## Objective
Pictures do not belong in the copy, so please give every entry below again exactly.

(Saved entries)

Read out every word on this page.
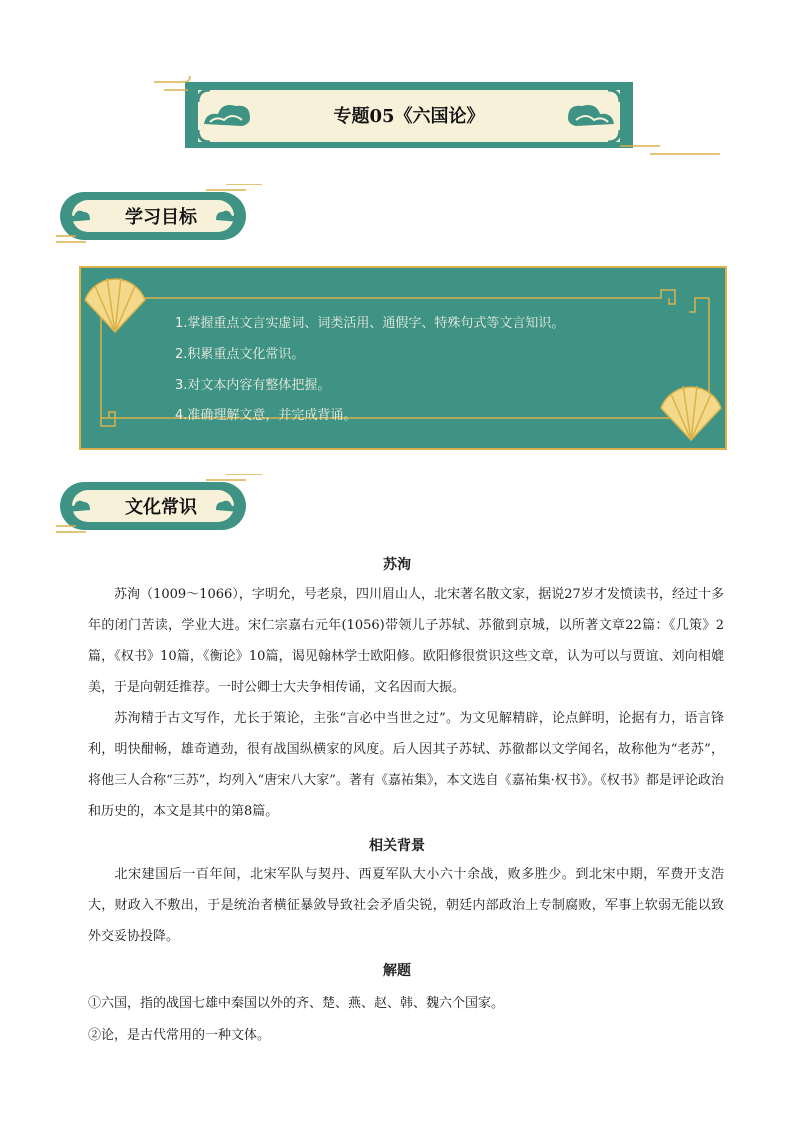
专题05《六国论》
学习目标
1.掌握重点文言实虚词、词类活用、通假字、特殊句式等文言知识。
2.积累重点文化常识。
3.对文本内容有整体把握。
4.准确理解文意，并完成背诵。
文化常识
苏洵
苏洵（1009～1066），字明允，号老泉，四川眉山人，北宋著名散文家，据说27岁才发愤读书，经过十多年的闭门苦读，学业大进。宋仁宗嘉右元年(1056)带领儿子苏轼、苏徹到京城，以所著文章22篇：《几策》2篇，《权书》10篇，《衡论》10篇，谒见翰林学士欧阳修。欧阳修很赏识这些文章，认为可以与贾谊、刘向相媲美，于是向朝廷推荐。一时公卿士大夫争相传诵，文名因而大振。
苏洵精于古文写作，尤长于策论，主张“言必中当世之过”。为文见解精辟，论点鲜明，论据有力，语言锋利，明快酣畅，雄奇遒劲，很有战国纵横家的风度。后人因其子苏轼、苏徹都以文学闻名，故称他为“老苏”，将他三人合称“三苏”，均列入“唐宋八大家”。著有《嘉祐集》，本文选自《嘉祐集·权书》。《权书》都是评论政治和历史的，本文是其中的第8篇。
相关背景
北宋建国后一百年间，北宋军队与契丹、西夏军队大小六十余战，败多胜少。到北宋中期，军费开支浩大，财政入不敷出，于是统治者横征暴敛导致社会矛盾尖锐，朝廷内部政治上专制腐败，军事上软弱无能以致外交妥协投降。
解题
①六国，指的战国七雄中秦国以外的齐、楚、燕、赵、韩、魏六个国家。
②论，是古代常用的一种文体。
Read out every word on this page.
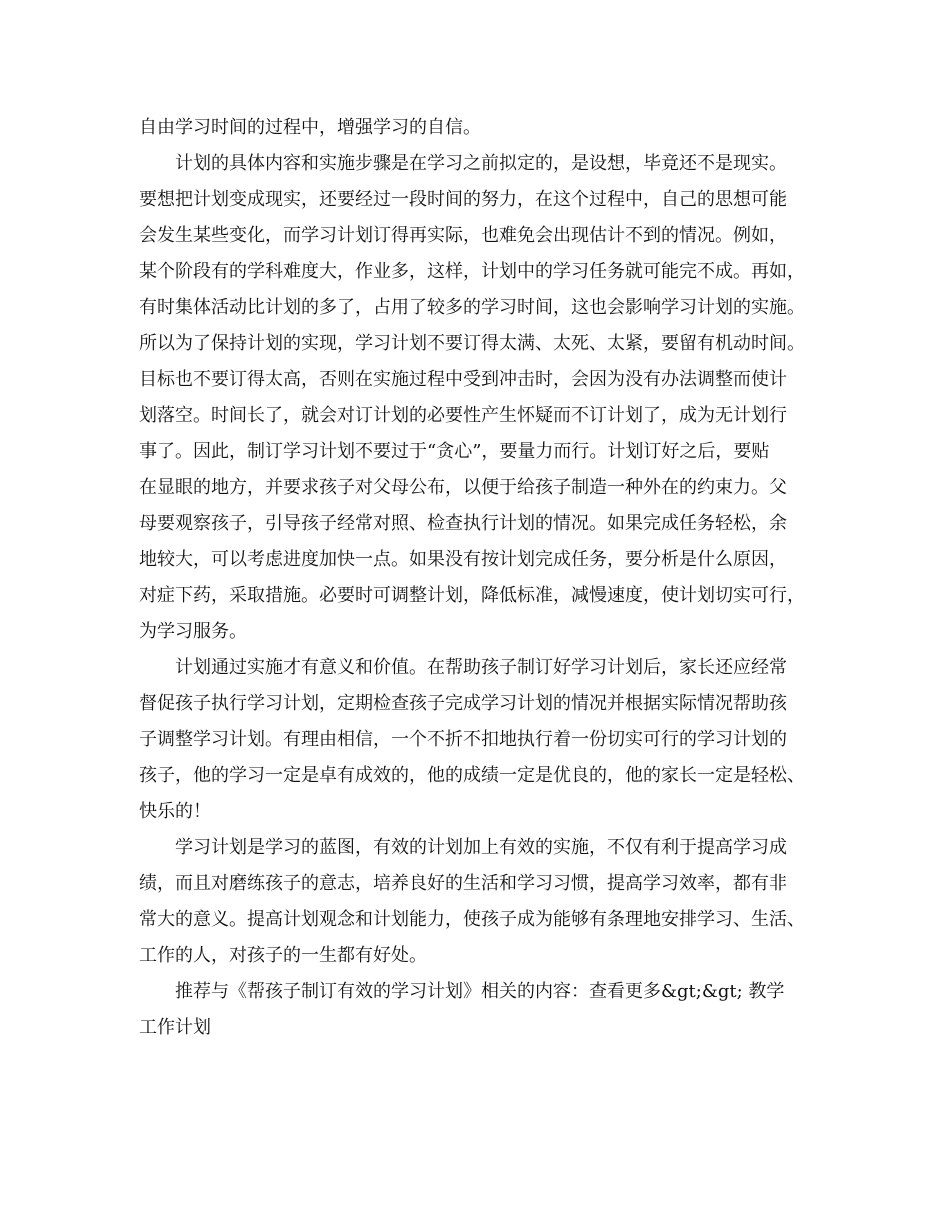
自由学习时间的过程中，增强学习的自信。
计划的具体内容和实施步骤是在学习之前拟定的，是设想，毕竟还不是现实。
要想把计划变成现实，还要经过一段时间的努力，在这个过程中，自己的思想可能
会发生某些变化，而学习计划订得再实际，也难免会出现估计不到的情况。例如，
某个阶段有的学科难度大，作业多，这样，计划中的学习任务就可能完不成。再如，
有时集体活动比计划的多了，占用了较多的学习时间，这也会影响学习计划的实施。
所以为了保持计划的实现，学习计划不要订得太满、太死、太紧，要留有机动时间。
目标也不要订得太高，否则在实施过程中受到冲击时，会因为没有办法调整而使计
划落空。时间长了，就会对订计划的必要性产生怀疑而不订计划了，成为无计划行
事了。因此，制订学习计划不要过于“贪心”，要量力而行。计划订好之后，要贴
在显眼的地方，并要求孩子对父母公布，以便于给孩子制造一种外在的约束力。父
母要观察孩子，引导孩子经常对照、检查执行计划的情况。如果完成任务轻松，余
地较大，可以考虑进度加快一点。如果没有按计划完成任务，要分析是什么原因，
对症下药，采取措施。必要时可调整计划，降低标准，减慢速度，使计划切实可行，
为学习服务。
计划通过实施才有意义和价值。在帮助孩子制订好学习计划后，家长还应经常
督促孩子执行学习计划，定期检查孩子完成学习计划的情况并根据实际情况帮助孩
子调整学习计划。有理由相信，一个不折不扣地执行着一份切实可行的学习计划的
孩子，他的学习一定是卓有成效的，他的成绩一定是优良的，他的家长一定是轻松、
快乐的！
学习计划是学习的蓝图，有效的计划加上有效的实施，不仅有利于提高学习成
绩，而且对磨练孩子的意志，培养良好的生活和学习习惯，提高学习效率，都有非
常大的意义。提高计划观念和计划能力，使孩子成为能够有条理地安排学习、生活、
工作的人，对孩子的一生都有好处。
推荐与《帮孩子制订有效的学习计划》相关的内容：查看更多&gt;&gt; 教学
工作计划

## Answer in full
Read out every word on this page.
专题05《六国论》
学习目标
1.掌握重点文言实虚词、词类活用、通假字、特殊句式等文言知识。
2.积累重点文化常识。
3.对文本内容有整体把握。
4.准确理解文意，并完成背诵。
文化常识
苏洵
苏洵（1009～1066），字明允，号老泉，四川眉山人，北宋著名散文家，据说27岁才发愤读书，经过十多年的闭门苦读，学业大进。宋仁宗嘉右元年(1056)带领儿子苏轼、苏徹到京城，以所著文章22篇：《几策》2篇，《权书》10篇，《衡论》10篇，谒见翰林学士欧阳修。欧阳修很赏识这些文章，认为可以与贾谊、刘向相媲美，于是向朝廷推荐。一时公卿士大夫争相传诵，文名因而大振。
苏洵精于古文写作，尤长于策论，主张“言必中当世之过”。为文见解精辟，论点鲜明，论据有力，语言锋利，明快酣畅，雄奇遒劲，很有战国纵横家的风度。后人因其子苏轼、苏徹都以文学闻名，故称他为“老苏”，将他三人合称“三苏”，均列入“唐宋八大家”。著有《嘉祐集》，本文选自《嘉祐集·权书》。《权书》都是评论政治和历史的，本文是其中的第8篇。
相关背景
北宋建国后一百年间，北宋军队与契丹、西夏军队大小六十余战，败多胜少。到北宋中期，军费开支浩大，财政入不敷出，于是统治者横征暴敛导致社会矛盾尖锐，朝廷内部政治上专制腐败，军事上软弱无能以致外交妥协投降。
解题
①六国，指的战国七雄中秦国以外的齐、楚、燕、赵、韩、魏六个国家。
②论，是古代常用的一种文体。
Read out every word on this page.
自由学习时间的过程中，增强学习的自信。
计划的具体内容和实施步骤是在学习之前拟定的，是设想，毕竟还不是现实。
要想把计划变成现实，还要经过一段时间的努力，在这个过程中，自己的思想可能
会发生某些变化，而学习计划订得再实际，也难免会出现估计不到的情况。例如，
某个阶段有的学科难度大，作业多，这样，计划中的学习任务就可能完不成。再如，
有时集体活动比计划的多了，占用了较多的学习时间，这也会影响学习计划的实施。
所以为了保持计划的实现，学习计划不要订得太满、太死、太紧，要留有机动时间。
目标也不要订得太高，否则在实施过程中受到冲击时，会因为没有办法调整而使计
划落空。时间长了，就会对订计划的必要性产生怀疑而不订计划了，成为无计划行
事了。因此，制订学习计划不要过于“贪心”，要量力而行。计划订好之后，要贴
在显眼的地方，并要求孩子对父母公布，以便于给孩子制造一种外在的约束力。父
母要观察孩子，引导孩子经常对照、检查执行计划的情况。如果完成任务轻松，余
地较大，可以考虑进度加快一点。如果没有按计划完成任务，要分析是什么原因，
对症下药，采取措施。必要时可调整计划，降低标准，减慢速度，使计划切实可行，
为学习服务。
计划通过实施才有意义和价值。在帮助孩子制订好学习计划后，家长还应经常
督促孩子执行学习计划，定期检查孩子完成学习计划的情况并根据实际情况帮助孩
子调整学习计划。有理由相信，一个不折不扣地执行着一份切实可行的学习计划的
孩子，他的学习一定是卓有成效的，他的成绩一定是优良的，他的家长一定是轻松、
快乐的！
学习计划是学习的蓝图，有效的计划加上有效的实施，不仅有利于提高学习成
绩，而且对磨练孩子的意志，培养良好的生活和学习习惯，提高学习效率，都有非
常大的意义。提高计划观念和计划能力，使孩子成为能够有条理地安排学习、生活、
工作的人，对孩子的一生都有好处。
推荐与《帮孩子制订有效的学习计划》相关的内容：查看更多&gt;&gt; 教学
工作计划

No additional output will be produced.